▽

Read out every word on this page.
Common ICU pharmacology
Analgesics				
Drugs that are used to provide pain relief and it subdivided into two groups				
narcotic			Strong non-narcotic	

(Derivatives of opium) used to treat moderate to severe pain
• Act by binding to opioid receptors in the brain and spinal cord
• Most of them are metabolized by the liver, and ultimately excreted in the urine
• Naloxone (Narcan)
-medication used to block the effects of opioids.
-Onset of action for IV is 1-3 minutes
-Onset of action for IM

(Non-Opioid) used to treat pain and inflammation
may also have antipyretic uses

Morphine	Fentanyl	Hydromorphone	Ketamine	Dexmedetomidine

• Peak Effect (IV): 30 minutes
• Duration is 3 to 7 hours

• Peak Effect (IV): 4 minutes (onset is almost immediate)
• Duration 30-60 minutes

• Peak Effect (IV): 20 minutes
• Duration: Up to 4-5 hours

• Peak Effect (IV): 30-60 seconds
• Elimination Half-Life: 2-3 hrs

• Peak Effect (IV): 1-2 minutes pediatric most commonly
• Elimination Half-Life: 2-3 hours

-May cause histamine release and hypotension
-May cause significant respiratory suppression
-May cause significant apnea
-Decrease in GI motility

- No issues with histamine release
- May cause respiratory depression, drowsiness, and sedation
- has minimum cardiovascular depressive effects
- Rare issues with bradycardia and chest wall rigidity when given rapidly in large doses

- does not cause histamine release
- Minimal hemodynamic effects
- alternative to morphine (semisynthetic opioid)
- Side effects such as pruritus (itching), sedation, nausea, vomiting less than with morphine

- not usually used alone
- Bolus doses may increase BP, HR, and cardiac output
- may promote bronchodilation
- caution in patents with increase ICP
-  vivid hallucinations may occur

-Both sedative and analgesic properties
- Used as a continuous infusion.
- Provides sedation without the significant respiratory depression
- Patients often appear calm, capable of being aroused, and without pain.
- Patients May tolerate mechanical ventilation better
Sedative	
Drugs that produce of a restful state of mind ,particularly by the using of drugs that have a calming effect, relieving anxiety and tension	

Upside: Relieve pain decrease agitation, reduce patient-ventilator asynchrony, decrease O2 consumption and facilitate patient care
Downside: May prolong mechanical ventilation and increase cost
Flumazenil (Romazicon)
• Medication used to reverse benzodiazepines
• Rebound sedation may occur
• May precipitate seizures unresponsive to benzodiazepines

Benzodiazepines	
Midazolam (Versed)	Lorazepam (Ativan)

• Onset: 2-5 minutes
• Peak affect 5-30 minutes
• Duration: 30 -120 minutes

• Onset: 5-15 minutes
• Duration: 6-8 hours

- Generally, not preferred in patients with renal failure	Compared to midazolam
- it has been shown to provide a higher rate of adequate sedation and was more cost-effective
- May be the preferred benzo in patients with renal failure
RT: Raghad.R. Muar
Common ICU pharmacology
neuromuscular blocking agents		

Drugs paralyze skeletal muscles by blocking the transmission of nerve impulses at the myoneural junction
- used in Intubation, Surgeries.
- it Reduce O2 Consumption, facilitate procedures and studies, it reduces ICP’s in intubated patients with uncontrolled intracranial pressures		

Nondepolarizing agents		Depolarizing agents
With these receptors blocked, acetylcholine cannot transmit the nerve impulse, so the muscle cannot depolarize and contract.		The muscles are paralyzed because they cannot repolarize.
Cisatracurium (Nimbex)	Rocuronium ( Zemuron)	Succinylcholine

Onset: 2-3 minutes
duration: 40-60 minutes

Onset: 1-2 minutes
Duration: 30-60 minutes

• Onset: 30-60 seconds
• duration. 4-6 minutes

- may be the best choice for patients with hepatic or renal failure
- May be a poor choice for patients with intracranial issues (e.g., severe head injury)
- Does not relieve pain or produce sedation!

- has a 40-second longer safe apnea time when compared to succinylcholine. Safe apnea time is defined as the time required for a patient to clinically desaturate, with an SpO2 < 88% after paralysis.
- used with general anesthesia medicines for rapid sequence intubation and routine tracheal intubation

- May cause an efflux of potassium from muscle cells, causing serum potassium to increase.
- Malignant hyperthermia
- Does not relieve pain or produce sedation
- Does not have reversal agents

△

### YOUR OBJECTIVE
In full and without alteration, write out each record.

### TASK RESULT
Read out every word on this page.
Common ICU pharmacology
Analgesics				
Drugs that are used to provide pain relief and it subdivided into two groups				
narcotic			Strong non-narcotic	

(Derivatives of opium) used to treat moderate to severe pain
• Act by binding to opioid receptors in the brain and spinal cord
• Most of them are metabolized by the liver, and ultimately excreted in the urine
• Naloxone (Narcan)
-medication used to block the effects of opioids.
-Onset of action for IV is 1-3 minutes
-Onset of action for IM

(Non-Opioid) used to treat pain and inflammation
may also have antipyretic uses

Morphine	Fentanyl	Hydromorphone	Ketamine	Dexmedetomidine

• Peak Effect (IV): 30 minutes
• Duration is 3 to 7 hours

• Peak Effect (IV): 4 minutes (onset is almost immediate)
• Duration 30-60 minutes

• Peak Effect (IV): 20 minutes
• Duration: Up to 4-5 hours

• Peak Effect (IV): 30-60 seconds
• Elimination Half-Life: 2-3 hrs

• Peak Effect (IV): 1-2 minutes pediatric most commonly
• Elimination Half-Life: 2-3 hours

-May cause histamine release and hypotension
-May cause significant respiratory suppression
-May cause significant apnea
-Decrease in GI motility

- No issues with histamine release
- May cause respiratory depression, drowsiness, and sedation
- has minimum cardiovascular depressive effects
- Rare issues with bradycardia and chest wall rigidity when given rapidly in large doses

- does not cause histamine release
- Minimal hemodynamic effects
- alternative to morphine (semisynthetic opioid)
- Side effects such as pruritus (itching), sedation, nausea, vomiting less than with morphine

- not usually used alone
- Bolus doses may increase BP, HR, and cardiac output
- may promote bronchodilation
- caution in patents with increase ICP
-  vivid hallucinations may occur

-Both sedative and analgesic properties
- Used as a continuous infusion.
- Provides sedation without the significant respiratory depression
- Patients often appear calm, capable of being aroused, and without pain.
- Patients May tolerate mechanical ventilation better
Sedative	
Drugs that produce of a restful state of mind ,particularly by the using of drugs that have a calming effect, relieving anxiety and tension	

Upside: Relieve pain decrease agitation, reduce patient-ventilator asynchrony, decrease O2 consumption and facilitate patient care
Downside: May prolong mechanical ventilation and increase cost
Flumazenil (Romazicon)
• Medication used to reverse benzodiazepines
• Rebound sedation may occur
• May precipitate seizures unresponsive to benzodiazepines

Benzodiazepines	
Midazolam (Versed)	Lorazepam (Ativan)

• Onset: 2-5 minutes
• Peak affect 5-30 minutes
• Duration: 30 -120 minutes

• Onset: 5-15 minutes
• Duration: 6-8 hours

- Generally, not preferred in patients with renal failure	Compared to midazolam
- it has been shown to provide a higher rate of adequate sedation and was more cost-effective
- May be the preferred benzo in patients with renal failure
RT: Raghad.R. Muar
Common ICU pharmacology
neuromuscular blocking agents		

Drugs paralyze skeletal muscles by blocking the transmission of nerve impulses at the myoneural junction
- used in Intubation, Surgeries.
- it Reduce O2 Consumption, facilitate procedures and studies, it reduces ICP’s in intubated patients with uncontrolled intracranial pressures		

Nondepolarizing agents		Depolarizing agents
With these receptors blocked, acetylcholine cannot transmit the nerve impulse, so the muscle cannot depolarize and contract.		The muscles are paralyzed because they cannot repolarize.
Cisatracurium (Nimbex)	Rocuronium ( Zemuron)	Succinylcholine

Onset: 2-3 minutes
duration: 40-60 minutes

Onset: 1-2 minutes
Duration: 30-60 minutes

• Onset: 30-60 seconds
• duration. 4-6 minutes

- may be the best choice for patients with hepatic or renal failure
- May be a poor choice for patients with intracranial issues (e.g., severe head injury)
- Does not relieve pain or produce sedation!

- has a 40-second longer safe apnea time when compared to succinylcholine. Safe apnea time is defined as the time required for a patient to clinically desaturate, with an SpO2 < 88% after paralysis.
- used with general anesthesia medicines for rapid sequence intubation and routine tracheal intubation

- May cause an efflux of potassium from muscle cells, causing serum potassium to increase.
- Malignant hyperthermia
- Does not relieve pain or produce sedation
- Does not have reversal agents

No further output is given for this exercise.